▸ Exercise aim
Work through the following lines and count those that hold the word "value". Reply with that number only.

▸ Input
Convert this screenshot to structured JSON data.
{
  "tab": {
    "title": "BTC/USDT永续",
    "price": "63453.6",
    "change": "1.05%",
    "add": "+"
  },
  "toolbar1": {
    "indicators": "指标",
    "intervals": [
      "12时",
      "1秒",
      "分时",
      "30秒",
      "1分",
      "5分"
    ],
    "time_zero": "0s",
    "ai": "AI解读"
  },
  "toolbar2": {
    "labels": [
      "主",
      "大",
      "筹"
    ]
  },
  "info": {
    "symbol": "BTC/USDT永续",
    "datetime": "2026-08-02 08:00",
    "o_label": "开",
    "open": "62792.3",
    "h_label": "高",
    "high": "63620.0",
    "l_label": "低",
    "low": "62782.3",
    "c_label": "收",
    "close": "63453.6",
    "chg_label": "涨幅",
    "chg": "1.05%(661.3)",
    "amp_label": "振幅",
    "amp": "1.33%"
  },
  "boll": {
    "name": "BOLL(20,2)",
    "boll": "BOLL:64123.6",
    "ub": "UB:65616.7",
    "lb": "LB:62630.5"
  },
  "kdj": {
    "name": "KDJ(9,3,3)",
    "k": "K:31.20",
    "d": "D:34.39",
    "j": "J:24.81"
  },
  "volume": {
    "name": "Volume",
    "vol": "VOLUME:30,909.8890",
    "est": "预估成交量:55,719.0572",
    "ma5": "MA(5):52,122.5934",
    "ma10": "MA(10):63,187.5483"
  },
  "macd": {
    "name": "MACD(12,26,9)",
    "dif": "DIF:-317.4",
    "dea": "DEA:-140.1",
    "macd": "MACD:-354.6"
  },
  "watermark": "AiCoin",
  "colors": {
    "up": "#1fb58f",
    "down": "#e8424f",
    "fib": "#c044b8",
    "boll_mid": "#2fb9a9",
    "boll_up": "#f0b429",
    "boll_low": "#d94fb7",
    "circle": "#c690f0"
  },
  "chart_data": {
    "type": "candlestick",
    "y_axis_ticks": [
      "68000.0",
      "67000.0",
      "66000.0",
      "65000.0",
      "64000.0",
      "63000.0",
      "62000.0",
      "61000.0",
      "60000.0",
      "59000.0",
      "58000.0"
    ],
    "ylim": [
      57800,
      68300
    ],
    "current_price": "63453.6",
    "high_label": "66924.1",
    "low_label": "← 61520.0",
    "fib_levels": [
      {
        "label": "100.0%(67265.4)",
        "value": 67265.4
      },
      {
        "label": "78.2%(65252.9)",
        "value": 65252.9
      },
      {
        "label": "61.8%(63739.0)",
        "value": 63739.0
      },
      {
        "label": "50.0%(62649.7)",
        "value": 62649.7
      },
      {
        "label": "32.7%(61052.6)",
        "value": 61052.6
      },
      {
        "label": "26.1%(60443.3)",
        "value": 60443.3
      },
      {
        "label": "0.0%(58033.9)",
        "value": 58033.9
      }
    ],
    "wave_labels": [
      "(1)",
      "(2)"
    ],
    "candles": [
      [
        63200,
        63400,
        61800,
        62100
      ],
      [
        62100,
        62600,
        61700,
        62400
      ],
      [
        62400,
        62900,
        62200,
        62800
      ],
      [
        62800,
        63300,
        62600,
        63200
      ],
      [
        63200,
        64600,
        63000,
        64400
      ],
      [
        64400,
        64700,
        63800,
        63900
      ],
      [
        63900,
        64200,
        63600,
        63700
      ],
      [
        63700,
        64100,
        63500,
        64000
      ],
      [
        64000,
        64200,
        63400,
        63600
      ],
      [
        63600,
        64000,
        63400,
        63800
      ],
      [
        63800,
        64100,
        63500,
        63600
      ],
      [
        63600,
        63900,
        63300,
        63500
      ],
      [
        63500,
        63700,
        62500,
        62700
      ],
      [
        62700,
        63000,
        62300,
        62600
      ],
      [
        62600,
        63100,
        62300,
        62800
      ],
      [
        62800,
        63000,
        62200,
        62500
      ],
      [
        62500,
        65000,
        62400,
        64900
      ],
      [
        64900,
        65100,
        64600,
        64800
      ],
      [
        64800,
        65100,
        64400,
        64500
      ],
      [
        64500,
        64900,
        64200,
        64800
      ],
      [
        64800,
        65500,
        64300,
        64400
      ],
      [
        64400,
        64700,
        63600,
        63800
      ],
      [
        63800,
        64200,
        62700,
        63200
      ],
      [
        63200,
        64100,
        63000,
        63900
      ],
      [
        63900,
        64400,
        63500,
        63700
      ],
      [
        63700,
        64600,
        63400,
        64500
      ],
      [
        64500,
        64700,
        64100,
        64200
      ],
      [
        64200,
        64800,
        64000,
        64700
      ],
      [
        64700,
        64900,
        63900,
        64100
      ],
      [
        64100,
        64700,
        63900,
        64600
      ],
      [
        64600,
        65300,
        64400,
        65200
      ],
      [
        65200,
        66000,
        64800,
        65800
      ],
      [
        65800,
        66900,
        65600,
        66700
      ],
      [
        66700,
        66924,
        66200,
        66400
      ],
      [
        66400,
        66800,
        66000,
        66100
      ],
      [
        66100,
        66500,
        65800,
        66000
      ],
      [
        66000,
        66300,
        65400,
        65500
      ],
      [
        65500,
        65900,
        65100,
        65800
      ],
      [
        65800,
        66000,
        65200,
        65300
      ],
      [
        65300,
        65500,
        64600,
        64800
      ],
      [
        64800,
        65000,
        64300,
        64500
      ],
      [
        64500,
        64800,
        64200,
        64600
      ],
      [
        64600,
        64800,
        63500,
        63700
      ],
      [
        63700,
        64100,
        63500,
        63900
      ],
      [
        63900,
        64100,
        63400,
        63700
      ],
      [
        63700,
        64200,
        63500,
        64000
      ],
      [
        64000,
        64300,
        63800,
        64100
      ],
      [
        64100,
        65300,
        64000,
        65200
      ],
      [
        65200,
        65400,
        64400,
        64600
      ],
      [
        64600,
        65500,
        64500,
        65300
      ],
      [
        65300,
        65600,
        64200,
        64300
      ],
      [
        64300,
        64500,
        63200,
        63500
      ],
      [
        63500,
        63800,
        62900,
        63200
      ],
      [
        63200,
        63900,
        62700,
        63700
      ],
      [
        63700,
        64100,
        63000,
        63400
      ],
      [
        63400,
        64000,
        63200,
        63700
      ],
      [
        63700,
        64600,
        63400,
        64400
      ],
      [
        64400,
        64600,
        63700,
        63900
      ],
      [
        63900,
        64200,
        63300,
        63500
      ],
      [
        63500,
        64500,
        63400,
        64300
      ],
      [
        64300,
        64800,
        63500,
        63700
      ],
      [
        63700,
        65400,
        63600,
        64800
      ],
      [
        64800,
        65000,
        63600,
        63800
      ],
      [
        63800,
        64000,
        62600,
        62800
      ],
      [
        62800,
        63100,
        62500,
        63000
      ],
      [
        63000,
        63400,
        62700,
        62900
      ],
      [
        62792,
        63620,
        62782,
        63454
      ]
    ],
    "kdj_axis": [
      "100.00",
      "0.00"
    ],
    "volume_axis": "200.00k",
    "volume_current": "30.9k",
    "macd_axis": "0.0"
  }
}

▸ Result of the task
7